[Lines of data]
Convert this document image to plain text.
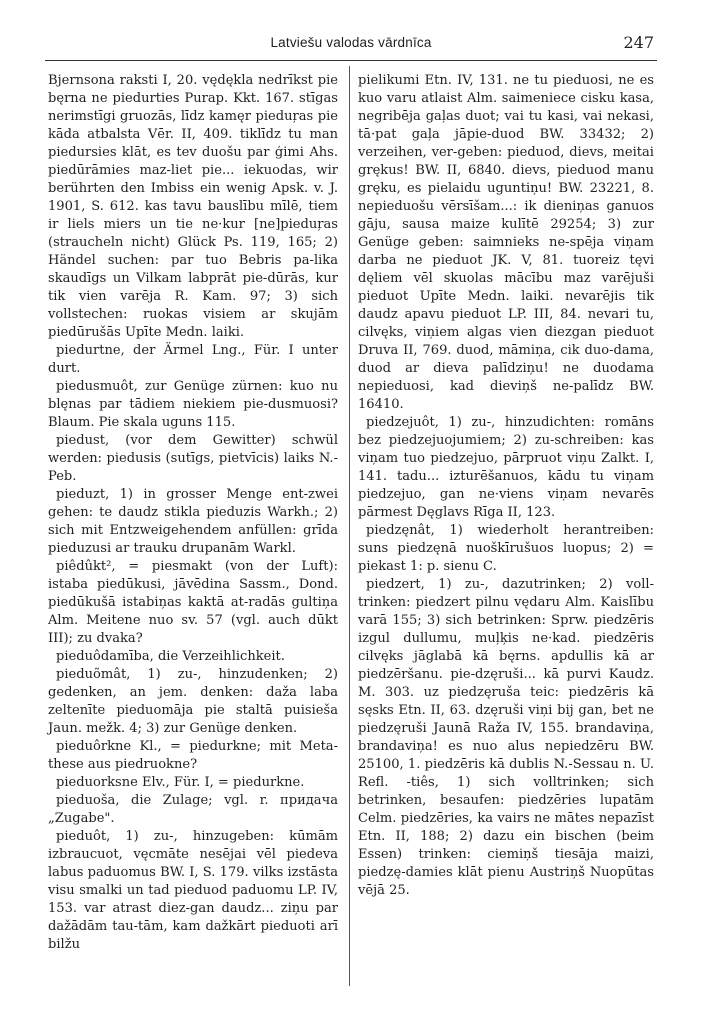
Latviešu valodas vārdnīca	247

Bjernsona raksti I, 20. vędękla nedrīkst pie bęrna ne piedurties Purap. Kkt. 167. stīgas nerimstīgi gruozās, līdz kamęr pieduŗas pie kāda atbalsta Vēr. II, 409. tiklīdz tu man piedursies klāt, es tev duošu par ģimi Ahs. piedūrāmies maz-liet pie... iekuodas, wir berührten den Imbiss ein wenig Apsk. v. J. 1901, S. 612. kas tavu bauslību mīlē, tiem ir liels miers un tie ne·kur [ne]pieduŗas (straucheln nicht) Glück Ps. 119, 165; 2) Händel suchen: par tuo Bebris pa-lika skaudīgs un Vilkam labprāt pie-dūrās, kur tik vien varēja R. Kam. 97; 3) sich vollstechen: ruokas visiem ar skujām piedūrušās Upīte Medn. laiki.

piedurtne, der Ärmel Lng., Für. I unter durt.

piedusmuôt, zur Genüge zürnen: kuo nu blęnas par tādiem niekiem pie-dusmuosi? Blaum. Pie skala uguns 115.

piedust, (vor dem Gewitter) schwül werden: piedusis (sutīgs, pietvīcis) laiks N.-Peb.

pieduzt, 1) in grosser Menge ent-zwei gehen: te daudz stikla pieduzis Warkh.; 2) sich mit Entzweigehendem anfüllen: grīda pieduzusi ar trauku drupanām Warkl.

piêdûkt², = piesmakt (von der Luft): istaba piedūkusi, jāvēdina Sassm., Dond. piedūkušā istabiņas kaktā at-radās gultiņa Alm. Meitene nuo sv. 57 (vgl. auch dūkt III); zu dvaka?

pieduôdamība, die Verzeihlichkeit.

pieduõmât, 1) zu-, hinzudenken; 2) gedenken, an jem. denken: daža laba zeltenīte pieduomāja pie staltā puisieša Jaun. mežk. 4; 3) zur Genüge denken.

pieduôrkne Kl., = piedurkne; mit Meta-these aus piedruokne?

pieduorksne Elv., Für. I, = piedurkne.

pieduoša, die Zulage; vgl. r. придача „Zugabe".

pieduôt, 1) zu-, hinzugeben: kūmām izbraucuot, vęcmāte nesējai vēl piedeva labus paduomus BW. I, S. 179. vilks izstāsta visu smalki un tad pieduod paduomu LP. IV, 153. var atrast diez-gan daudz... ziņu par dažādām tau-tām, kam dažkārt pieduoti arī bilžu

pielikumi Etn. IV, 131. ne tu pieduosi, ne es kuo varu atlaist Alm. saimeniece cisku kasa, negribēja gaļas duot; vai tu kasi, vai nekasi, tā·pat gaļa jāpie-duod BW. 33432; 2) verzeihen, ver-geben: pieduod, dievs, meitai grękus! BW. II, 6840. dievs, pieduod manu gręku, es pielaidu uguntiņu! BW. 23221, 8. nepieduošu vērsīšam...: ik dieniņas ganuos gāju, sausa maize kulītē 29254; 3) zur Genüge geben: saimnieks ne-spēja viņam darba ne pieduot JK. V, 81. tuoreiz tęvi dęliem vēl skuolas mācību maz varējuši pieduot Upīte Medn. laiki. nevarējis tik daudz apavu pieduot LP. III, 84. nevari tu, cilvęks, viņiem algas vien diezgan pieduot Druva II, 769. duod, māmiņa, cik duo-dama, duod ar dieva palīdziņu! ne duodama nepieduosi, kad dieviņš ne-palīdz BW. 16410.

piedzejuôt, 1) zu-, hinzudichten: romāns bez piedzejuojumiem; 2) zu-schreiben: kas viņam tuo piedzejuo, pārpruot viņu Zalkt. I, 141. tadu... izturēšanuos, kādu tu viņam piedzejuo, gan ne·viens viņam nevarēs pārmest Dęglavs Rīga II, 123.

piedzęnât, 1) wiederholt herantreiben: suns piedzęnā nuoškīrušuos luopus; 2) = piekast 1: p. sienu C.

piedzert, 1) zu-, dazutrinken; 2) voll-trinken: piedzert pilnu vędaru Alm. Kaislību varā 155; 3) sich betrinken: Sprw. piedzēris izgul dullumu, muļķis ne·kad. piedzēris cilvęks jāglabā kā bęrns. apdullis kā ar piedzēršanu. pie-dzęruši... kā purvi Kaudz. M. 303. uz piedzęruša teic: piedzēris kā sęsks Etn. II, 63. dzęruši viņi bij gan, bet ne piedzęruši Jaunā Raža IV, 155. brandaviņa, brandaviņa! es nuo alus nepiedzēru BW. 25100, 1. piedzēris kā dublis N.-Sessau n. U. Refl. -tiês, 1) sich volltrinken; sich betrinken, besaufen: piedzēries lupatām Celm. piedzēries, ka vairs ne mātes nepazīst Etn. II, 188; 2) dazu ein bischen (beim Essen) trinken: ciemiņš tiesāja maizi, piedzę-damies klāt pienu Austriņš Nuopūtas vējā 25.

**INSTRUCTION**
Track down every line with the word "piedurkne" and copy it.

**ANSWER TO THIS TASK**
pieduôrkne Kl., = piedurkne; mit Meta-these aus piedruokne?
pieduorksne Elv., Für. I, = piedurkne.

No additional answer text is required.